A block of data
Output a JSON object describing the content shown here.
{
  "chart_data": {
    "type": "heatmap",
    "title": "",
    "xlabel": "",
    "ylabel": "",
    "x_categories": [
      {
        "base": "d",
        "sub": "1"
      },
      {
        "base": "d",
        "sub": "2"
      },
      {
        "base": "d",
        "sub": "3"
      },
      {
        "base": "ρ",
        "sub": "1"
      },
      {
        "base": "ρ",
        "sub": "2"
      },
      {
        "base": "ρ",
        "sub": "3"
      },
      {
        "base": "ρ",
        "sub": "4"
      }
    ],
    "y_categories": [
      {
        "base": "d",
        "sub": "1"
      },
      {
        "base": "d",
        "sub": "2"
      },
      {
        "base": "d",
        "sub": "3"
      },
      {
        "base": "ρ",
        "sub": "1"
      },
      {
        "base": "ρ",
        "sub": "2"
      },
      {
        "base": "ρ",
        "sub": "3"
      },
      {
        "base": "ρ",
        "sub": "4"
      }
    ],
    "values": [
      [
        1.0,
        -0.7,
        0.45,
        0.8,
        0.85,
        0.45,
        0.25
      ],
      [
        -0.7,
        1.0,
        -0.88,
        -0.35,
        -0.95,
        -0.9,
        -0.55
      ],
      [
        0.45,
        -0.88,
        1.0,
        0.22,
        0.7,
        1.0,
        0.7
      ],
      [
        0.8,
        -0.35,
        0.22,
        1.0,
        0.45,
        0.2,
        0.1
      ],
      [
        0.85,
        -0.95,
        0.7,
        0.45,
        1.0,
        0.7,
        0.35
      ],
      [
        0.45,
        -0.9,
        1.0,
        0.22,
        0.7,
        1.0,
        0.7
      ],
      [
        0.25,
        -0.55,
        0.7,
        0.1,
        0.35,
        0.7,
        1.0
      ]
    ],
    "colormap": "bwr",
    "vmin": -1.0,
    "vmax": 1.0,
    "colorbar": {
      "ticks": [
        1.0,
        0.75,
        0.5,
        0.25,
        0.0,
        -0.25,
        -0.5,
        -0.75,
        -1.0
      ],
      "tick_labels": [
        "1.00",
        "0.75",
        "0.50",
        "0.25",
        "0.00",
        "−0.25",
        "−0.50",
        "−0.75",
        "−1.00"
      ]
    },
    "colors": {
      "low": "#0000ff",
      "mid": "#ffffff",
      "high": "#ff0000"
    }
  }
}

Written exercise
Return every record above exactly as it appears.

Solution for this task
Output a JSON object describing the content shown here.
{
  "chart_data": {
    "type": "heatmap",
    "title": "",
    "xlabel": "",
    "ylabel": "",
    "x_categories": [
      {
        "base": "d",
        "sub": "1"
      },
      {
        "base": "d",
        "sub": "2"
      },
      {
        "base": "d",
        "sub": "3"
      },
      {
        "base": "ρ",
        "sub": "1"
      },
      {
        "base": "ρ",
        "sub": "2"
      },
      {
        "base": "ρ",
        "sub": "3"
      },
      {
        "base": "ρ",
        "sub": "4"
      }
    ],
    "y_categories": [
      {
        "base": "d",
        "sub": "1"
      },
      {
        "base": "d",
        "sub": "2"
      },
      {
        "base": "d",
        "sub": "3"
      },
      {
        "base": "ρ",
        "sub": "1"
      },
      {
        "base": "ρ",
        "sub": "2"
      },
      {
        "base": "ρ",
        "sub": "3"
      },
      {
        "base": "ρ",
        "sub": "4"
      }
    ],
    "values": [
      [
        1.0,
        -0.7,
        0.45,
        0.8,
        0.85,
        0.45,
        0.25
      ],
      [
        -0.7,
        1.0,
        -0.88,
        -0.35,
        -0.95,
        -0.9,
        -0.55
      ],
      [
        0.45,
        -0.88,
        1.0,
        0.22,
        0.7,
        1.0,
        0.7
      ],
      [
        0.8,
        -0.35,
        0.22,
        1.0,
        0.45,
        0.2,
        0.1
      ],
      [
        0.85,
        -0.95,
        0.7,
        0.45,
        1.0,
        0.7,
        0.35
      ],
      [
        0.45,
        -0.9,
        1.0,
        0.22,
        0.7,
        1.0,
        0.7
      ],
      [
        0.25,
        -0.55,
        0.7,
        0.1,
        0.35,
        0.7,
        1.0
      ]
    ],
    "colormap": "bwr",
    "vmin": -1.0,
    "vmax": 1.0,
    "colorbar": {
      "ticks": [
        1.0,
        0.75,
        0.5,
        0.25,
        0.0,
        -0.25,
        -0.5,
        -0.75,
        -1.0
      ],
      "tick_labels": [
        "1.00",
        "0.75",
        "0.50",
        "0.25",
        "0.00",
        "−0.25",
        "−0.50",
        "−0.75",
        "−1.00"
      ]
    },
    "colors": {
      "low": "#0000ff",
      "mid": "#ffffff",
      "high": "#ff0000"
    }
  }
}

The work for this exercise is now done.